(Source passage Opens)

Daniel Craig's serious take on Bond was predated by over 15 years by Timothy Dalton, who gets a lot of undo flak for his take on the character. Dalton's take was the best balance of film-Bond and novel-Bond, and he was badass (just look at the opening to his first Bond, The Living Daylights: he doesn't even talk until he's done some implausible stunt and exploded a living human being. It doesn't get more badass than that!) Craig and Dalton approach the character the same way and with the same gravitas; the difference, though is that the Dalton films still manage to incorporate the staples of the series (gadgets, outlandish set-pieces, beautiful locations, Moneypenny, Q) while giving a more "real-world" feel to the plot. It was an attempt to make Bond more realistic and gritty, but there was still the fantasy, still the wonder and excitement and, damnit, FUN that characterized the best of the series! (Want an example of where the Craig Bond films should go to keep that balance? Just watch the extremely underrated Licence To Kill.)
Maybe it's the state of modern action films. We want our heroes conflicted and tragic. We want our action gritty and dirty and confusing. We want everything grounded in a reality we can understand. But when we do that for every film, what do we lose? Maybe it's the same difference between 1989's Batman and The Dark Knight: The Dark Knight is by far a superior film, but it's just not as fun, it's not the film I would watch at 1 in the morning after drinking. It's the difference between 2004's Punisher (a film that takes itself much too seriously) and 2008's goofy, fun, violent Punisher: War Zone. It's the difference between Iron Man 2 (which spent too much of its over-produced runtime setting up The Avengers and throwing in geek references that won't pay off until films that come out at least a year later) and Scott Pilgrim Vs. The World, which was just so damn buoyant and in love with itself you couldn't help but be charmed by its self-contained sense of fun. Why does "serious" mean "tragic"? Why does "realistic" mean "gritty and violent"? Why does "good" mean "down-to-earth"?

(Source passage Closes)
(Data extract Opens)

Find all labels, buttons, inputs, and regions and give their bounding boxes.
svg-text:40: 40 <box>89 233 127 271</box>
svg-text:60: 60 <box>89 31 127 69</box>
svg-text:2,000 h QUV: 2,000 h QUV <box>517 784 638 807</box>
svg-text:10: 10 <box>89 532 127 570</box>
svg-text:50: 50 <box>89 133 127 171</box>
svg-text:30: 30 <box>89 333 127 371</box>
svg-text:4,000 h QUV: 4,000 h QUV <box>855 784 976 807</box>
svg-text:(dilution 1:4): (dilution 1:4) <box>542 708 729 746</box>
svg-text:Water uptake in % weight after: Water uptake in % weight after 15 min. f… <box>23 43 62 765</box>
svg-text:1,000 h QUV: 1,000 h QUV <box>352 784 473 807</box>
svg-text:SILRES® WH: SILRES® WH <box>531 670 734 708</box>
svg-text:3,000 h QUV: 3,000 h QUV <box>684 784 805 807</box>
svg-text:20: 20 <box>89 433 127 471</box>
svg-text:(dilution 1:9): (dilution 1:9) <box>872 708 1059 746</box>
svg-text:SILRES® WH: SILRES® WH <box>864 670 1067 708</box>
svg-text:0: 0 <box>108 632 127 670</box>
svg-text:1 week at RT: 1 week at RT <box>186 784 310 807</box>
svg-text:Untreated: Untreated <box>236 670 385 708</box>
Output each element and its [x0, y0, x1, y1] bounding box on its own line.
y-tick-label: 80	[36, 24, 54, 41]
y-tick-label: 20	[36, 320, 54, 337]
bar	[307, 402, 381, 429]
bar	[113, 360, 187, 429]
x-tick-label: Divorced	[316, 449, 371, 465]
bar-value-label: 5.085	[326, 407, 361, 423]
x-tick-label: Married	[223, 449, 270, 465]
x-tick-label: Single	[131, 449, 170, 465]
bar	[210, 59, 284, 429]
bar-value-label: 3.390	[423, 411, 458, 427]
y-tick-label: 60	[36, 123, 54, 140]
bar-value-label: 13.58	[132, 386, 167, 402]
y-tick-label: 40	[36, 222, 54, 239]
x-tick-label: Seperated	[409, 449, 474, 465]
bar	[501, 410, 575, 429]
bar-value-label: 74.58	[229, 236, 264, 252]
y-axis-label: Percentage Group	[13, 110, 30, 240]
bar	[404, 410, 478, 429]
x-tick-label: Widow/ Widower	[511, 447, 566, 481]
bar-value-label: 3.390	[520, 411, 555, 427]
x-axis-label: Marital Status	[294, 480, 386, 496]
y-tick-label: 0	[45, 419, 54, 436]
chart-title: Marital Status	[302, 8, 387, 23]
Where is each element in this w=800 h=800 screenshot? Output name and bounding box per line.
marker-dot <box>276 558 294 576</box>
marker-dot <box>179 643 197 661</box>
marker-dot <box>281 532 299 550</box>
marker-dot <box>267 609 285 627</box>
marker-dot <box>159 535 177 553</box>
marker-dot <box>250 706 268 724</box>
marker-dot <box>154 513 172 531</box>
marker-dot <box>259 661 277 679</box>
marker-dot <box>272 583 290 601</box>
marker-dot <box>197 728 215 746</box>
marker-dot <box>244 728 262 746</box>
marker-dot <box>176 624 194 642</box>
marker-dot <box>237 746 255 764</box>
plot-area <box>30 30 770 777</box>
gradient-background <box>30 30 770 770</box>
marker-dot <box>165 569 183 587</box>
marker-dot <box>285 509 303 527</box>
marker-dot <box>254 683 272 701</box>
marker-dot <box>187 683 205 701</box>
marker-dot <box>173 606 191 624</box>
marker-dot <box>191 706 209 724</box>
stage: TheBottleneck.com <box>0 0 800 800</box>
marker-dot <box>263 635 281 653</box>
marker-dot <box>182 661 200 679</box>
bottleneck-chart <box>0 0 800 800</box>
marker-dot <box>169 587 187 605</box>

(Data extract Closes)

[Directions] Write the next portion of the passage on the James Bond films, starting after its final sentence. The material has no connection to the passage on the James Bond films.

[Response to the exercise]
I want my Bond to enjoy being who he is, and not be a humorless dick. When Craig says to someone in Quantum Of Solace, in a scene right after an ultimately disappointing and confusing boat chase, "Here, take her. She's seasick.", he says it almost derisively, as if making a pun were a chore. His character can't enjoy himself, and I think Craig (the actor) is feeling it too. He's stated in interviews he'd wanted a fun romp to end his tenure. And I want that too. Bring back the gadgets and the machine-gun-toting cars. Make that balance between fantasy and topical events that were explored so well in From Russia With Love, and GoldenEye, and Casino Royale, and Licence To Kill. Have fun!
I'll end with this: I hope Mr. Mendes realizes that Bond is fantasy. He's the ultimate male fantasy. A "mantasy", if you will (my next article on sea mammals will also use that word). He's best enjoy on the big screen, with the loud music, and with his theme blaring in the background. The Wii game I just played does this balance well, and was more enjoyable than the last film.
The most memorable Bond films are the ones that are fantasy. Surely, the stunts of the modern version of Bond can do better than a confusing rooftop foot chase, or a dumb-as-shit boat chase. Or a confusing as shit car chase.
I'd want to be as blown away as I was watching the parkour chase five years ago.
Or go all out: upstage the parachute jump from The Spy Who Loved Me.
Make something as immaturely fun as the tank chase from GoldenEye!
Something memorable!
Whatever you do, just bring back the fun!